--- START Exercise inputs ---
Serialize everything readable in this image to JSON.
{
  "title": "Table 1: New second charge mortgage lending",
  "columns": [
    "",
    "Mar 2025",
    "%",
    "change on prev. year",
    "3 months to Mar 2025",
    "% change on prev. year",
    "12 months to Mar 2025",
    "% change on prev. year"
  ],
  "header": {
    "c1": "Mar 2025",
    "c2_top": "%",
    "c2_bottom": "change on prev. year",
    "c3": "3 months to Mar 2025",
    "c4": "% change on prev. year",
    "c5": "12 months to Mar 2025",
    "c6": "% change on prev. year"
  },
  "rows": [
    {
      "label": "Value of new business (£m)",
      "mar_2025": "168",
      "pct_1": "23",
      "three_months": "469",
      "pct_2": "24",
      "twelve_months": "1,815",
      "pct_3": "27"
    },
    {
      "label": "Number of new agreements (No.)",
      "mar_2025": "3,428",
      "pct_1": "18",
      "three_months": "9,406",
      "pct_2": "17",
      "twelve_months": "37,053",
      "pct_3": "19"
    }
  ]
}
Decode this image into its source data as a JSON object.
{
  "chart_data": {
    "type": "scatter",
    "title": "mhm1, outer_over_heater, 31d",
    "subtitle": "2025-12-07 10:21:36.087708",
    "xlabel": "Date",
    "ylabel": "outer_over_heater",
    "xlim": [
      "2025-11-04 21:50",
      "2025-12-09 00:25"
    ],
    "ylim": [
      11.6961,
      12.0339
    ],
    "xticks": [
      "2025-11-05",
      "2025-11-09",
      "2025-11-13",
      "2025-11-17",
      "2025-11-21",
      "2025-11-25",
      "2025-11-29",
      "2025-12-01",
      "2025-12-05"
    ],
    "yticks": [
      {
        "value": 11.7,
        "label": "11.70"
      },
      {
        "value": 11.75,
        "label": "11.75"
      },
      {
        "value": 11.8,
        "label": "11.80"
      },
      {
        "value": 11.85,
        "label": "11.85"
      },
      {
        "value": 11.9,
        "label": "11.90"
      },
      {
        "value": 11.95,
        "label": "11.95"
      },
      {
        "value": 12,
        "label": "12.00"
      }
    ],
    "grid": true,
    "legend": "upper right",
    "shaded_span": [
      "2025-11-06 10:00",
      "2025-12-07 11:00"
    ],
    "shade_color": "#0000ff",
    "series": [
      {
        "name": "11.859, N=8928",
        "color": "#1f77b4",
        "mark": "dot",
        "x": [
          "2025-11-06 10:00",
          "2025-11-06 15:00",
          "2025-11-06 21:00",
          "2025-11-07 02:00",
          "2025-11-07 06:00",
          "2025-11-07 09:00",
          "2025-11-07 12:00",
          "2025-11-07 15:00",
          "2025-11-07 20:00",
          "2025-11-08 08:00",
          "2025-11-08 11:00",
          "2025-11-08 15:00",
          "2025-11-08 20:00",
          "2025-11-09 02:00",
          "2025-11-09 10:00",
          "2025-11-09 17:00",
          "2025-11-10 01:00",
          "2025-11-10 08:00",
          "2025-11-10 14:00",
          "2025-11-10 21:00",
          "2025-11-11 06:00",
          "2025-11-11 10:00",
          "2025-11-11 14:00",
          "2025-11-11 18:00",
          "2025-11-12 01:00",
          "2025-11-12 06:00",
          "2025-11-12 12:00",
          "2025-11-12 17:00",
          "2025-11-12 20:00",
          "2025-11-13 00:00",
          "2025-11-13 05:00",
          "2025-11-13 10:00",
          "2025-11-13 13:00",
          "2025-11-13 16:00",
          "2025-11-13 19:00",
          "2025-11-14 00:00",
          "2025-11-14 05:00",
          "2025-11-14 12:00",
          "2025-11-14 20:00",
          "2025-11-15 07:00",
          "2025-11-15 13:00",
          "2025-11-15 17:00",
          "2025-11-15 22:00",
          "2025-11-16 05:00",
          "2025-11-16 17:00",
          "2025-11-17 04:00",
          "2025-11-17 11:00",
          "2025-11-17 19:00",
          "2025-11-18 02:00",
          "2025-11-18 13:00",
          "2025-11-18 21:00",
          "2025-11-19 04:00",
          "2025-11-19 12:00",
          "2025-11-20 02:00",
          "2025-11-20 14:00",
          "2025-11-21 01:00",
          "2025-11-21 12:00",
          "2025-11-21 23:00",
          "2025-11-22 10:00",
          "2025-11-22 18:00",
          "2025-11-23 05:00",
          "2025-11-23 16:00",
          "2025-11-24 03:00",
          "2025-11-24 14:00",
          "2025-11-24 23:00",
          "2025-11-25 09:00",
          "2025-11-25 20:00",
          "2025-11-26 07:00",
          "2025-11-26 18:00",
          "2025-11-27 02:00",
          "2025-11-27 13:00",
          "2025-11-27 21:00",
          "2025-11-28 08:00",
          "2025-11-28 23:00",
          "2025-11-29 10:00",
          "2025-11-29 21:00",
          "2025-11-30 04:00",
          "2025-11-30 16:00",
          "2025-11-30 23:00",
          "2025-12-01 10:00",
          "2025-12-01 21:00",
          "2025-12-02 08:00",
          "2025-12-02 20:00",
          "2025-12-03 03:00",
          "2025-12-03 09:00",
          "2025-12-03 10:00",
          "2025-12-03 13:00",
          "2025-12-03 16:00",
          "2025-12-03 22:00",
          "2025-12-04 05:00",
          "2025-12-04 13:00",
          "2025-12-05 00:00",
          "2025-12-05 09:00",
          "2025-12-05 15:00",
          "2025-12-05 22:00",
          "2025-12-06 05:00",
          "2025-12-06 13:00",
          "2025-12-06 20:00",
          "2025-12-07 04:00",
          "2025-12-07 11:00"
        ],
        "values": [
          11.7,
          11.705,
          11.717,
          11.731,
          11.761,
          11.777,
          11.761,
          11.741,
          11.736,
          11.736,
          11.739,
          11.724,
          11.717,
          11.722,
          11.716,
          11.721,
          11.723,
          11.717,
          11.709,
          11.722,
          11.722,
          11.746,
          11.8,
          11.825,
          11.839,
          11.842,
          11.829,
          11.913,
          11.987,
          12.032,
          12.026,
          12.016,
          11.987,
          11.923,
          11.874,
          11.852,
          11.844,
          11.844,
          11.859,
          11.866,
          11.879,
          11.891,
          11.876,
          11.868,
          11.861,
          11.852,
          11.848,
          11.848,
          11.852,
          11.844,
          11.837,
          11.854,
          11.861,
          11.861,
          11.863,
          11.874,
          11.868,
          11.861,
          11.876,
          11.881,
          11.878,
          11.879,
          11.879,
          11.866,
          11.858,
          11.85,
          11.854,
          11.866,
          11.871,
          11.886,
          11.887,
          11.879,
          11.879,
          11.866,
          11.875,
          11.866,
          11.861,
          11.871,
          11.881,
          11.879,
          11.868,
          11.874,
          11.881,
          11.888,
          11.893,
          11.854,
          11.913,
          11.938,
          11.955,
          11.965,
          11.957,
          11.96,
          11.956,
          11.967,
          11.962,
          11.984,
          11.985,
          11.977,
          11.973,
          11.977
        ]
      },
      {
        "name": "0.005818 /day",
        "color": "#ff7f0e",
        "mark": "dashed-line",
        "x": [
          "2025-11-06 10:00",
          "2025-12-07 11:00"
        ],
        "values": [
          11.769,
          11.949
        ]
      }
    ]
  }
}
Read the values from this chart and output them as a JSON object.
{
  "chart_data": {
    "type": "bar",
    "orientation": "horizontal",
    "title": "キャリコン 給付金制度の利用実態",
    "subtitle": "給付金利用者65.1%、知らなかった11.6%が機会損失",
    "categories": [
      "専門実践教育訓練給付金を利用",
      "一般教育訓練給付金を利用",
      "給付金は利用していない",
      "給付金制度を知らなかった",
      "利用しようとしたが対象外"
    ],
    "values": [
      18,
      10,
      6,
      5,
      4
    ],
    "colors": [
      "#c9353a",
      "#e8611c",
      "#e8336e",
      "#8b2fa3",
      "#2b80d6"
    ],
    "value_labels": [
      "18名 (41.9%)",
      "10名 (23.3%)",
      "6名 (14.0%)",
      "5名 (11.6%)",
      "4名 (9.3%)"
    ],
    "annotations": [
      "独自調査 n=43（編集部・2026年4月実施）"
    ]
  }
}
--- END Exercise inputs ---
## Directions for this task
Report all lines of the material that contain the word "prev".

## Exercise solution
    "change on prev. year",
    "% change on prev. year",
    "% change on prev. year"
    "c2_bottom": "change on prev. year",
    "c4": "% change on prev. year",
    "c6": "% change on prev. year"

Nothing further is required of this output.